** Consignes **
1) Dans le texte sur Suyûtî, recopiez le passage situé entre « Suyûtî y développe » et « la communauté musulmane. », bornes incluses, en renommant « Suyûtî » en « al-Suyûtî ».
2) Donnez la suite du texte sur Suyûtî, à partir de sa dernière phrase.

** Extrait de page **

_ _ _

Suyûtî y développe principalement le thème que cette célébration relève certes
de l’innovation (bid‘a), mais que toute innovation n’est pas blâmable
(madhmûma). Il s’agit là au contraire d’une innovation « louable » (hasana),
voire recommandée (mandûba). Suyûtî précise même que, dans certains cas, une
innovation peut s’avérer obligatoire, indispensable (wâjiba). En outre, il
précise que, une fois devenu prophète, Muhammad a célébré pour lui-même la
‘aqîqa, alors que son grand-père ‘Abd al-Muttalib l’avait déjà pratiquée pour
lui lors de sa naissance : cet élément d’information va dans le sens de la
commémoration de sa naissance par la communauté musulmane.

_ _ _

** Données répertoriées **
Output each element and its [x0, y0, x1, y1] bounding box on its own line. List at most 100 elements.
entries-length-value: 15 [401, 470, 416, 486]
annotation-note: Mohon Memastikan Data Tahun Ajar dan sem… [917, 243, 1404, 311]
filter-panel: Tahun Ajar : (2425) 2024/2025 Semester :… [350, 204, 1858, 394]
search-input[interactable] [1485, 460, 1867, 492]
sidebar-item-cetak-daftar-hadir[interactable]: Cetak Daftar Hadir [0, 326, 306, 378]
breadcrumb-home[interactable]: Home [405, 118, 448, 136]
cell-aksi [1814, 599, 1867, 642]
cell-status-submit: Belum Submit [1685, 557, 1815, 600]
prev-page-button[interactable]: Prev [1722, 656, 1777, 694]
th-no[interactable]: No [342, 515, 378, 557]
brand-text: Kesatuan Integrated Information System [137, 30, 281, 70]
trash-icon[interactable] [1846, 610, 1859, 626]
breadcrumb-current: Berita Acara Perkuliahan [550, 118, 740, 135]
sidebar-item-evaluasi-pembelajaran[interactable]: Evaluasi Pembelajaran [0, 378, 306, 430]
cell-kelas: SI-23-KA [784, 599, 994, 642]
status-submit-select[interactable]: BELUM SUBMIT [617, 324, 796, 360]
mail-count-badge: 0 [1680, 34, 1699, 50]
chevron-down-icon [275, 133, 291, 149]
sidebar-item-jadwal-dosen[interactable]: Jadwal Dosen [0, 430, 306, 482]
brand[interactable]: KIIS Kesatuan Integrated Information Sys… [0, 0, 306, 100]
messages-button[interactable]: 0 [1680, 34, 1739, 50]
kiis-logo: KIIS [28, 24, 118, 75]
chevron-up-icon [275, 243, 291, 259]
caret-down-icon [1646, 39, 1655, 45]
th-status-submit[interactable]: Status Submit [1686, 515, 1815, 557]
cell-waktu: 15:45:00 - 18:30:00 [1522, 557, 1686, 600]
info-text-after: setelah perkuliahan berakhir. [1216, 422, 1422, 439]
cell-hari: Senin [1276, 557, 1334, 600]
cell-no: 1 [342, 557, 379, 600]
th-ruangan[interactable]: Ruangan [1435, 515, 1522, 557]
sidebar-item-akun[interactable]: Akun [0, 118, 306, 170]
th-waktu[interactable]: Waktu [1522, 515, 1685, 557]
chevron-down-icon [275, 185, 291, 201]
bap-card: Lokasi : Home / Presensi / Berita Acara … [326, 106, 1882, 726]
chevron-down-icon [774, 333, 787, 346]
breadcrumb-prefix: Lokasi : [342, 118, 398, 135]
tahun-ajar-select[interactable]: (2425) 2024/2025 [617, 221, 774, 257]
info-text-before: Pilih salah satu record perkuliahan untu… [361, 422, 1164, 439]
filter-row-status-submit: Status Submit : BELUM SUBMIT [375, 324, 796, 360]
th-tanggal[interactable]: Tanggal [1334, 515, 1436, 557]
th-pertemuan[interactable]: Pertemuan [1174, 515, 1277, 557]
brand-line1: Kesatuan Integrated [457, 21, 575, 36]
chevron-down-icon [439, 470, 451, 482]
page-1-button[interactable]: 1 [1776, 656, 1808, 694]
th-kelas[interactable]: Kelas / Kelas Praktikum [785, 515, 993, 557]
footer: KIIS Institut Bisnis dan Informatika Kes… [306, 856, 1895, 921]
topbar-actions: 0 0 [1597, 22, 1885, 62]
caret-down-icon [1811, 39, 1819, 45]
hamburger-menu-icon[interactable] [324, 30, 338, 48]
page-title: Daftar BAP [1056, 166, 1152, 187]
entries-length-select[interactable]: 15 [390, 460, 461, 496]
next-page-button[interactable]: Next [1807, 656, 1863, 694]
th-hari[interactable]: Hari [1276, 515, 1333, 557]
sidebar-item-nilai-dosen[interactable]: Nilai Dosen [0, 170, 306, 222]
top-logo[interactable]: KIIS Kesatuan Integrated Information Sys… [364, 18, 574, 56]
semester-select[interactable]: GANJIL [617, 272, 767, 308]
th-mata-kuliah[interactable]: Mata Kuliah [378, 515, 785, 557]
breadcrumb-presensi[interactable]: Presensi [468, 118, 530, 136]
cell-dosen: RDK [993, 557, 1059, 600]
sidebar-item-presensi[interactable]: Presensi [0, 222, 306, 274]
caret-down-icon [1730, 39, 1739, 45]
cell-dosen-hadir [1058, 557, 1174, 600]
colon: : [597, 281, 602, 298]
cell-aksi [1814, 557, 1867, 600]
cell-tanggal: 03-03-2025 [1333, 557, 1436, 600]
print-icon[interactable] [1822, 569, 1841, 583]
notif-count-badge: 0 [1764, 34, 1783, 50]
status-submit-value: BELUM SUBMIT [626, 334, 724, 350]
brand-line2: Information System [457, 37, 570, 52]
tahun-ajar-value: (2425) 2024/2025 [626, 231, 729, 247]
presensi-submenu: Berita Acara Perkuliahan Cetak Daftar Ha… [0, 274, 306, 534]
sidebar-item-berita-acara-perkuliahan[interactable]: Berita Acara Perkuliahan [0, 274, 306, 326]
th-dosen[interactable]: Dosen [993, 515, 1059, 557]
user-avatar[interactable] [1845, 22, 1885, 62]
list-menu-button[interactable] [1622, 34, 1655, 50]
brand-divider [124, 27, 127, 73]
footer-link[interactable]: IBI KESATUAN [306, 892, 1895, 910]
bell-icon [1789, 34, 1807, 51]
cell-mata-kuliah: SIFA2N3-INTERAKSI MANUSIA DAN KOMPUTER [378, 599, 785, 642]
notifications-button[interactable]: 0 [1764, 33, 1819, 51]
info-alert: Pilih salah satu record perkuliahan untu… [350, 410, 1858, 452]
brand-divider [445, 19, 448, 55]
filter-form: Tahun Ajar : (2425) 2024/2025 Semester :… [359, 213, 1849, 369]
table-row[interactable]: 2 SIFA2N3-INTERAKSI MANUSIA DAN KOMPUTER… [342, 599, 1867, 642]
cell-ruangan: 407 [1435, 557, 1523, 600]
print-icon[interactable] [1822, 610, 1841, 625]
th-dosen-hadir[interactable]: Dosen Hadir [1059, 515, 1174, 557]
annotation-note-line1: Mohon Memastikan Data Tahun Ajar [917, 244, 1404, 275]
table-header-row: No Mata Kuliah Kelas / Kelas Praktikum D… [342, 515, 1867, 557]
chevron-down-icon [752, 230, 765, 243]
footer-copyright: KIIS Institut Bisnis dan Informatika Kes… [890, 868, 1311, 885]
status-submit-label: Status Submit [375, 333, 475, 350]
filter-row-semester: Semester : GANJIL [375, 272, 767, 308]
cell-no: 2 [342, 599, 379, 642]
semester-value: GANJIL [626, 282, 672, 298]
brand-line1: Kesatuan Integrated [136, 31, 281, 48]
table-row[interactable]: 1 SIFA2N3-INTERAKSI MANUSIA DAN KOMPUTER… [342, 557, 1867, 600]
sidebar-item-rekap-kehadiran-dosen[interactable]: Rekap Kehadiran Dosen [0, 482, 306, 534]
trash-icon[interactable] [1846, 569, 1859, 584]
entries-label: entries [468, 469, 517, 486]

_ _ _

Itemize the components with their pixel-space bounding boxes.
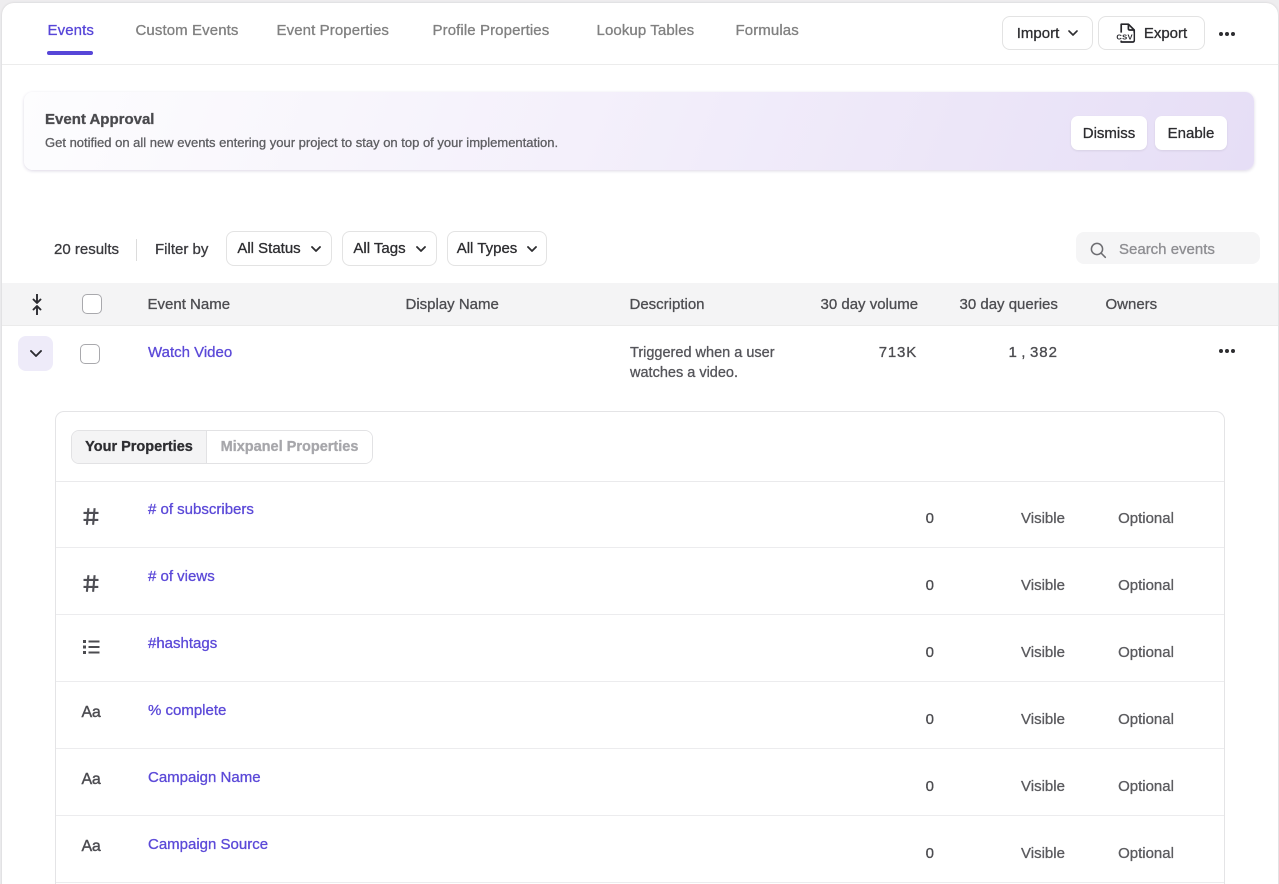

_ _ _

** Corrigés **
1)
al-Suyûtî y développe principalement le thème que cette célébration relève certes
de l’innovation (bid‘a), mais que toute innovation n’est pas blâmable
(madhmûma). Il s’agit là au contraire d’une innovation « louable » (hasana),
voire recommandée (mandûba). al-Suyûtî précise même que, dans certains cas, une
innovation peut s’avérer obligatoire, indispensable (wâjiba). En outre, il
précise que, une fois devenu prophète, Muhammad a célébré pour lui-même la
‘aqîqa, alors que son grand-père ‘Abd al-Muttalib l’avait déjà pratiquée pour
lui lors de sa naissance : cet élément d’information va dans le sens de la
commémoration de sa naissance par la communauté musulmane.

2)
Le sens que
revêt la commémoration de la naissance du prophète Muhammad est de rendre grâce
à Dieu (izhâr al-shukr) de l’avoir envoyé comme prophète ayant apporté l’islam,
et comme miséricorde à tous les êtres. Cette gratitude s’accompagne de manière
toute naturelle de la joie que peuvent partager les musulmans, et plus
précisément ceux qui assistent à la célébration. Et Suyûtî de mentionner que
l’oncle mécréant du Prophète, Abû Lahab a son sort amélioré en enfer du simple
fait qu’il se serait réjoui lors de la naissance de Muhammad. C’est donc
l’intention de l’action de grâce et de la réjouissance qui doit être prise
lorsqu’on organise le Mawlid. À l’instar de savants antérieurs, Suyûtî établit
la comparaison entre cette célébration et l’établissement par le calife ‘Umar
Ibn al-Khattâb de la prière des Tarâwîh, lors du mois de Ramadan. On ne trouve
dans tout cela, écrit-il, aucune contradiction ni avec le Coran ni avec la
Sunna, car cela relève du « bel agir », de la « recherche de l’excellence »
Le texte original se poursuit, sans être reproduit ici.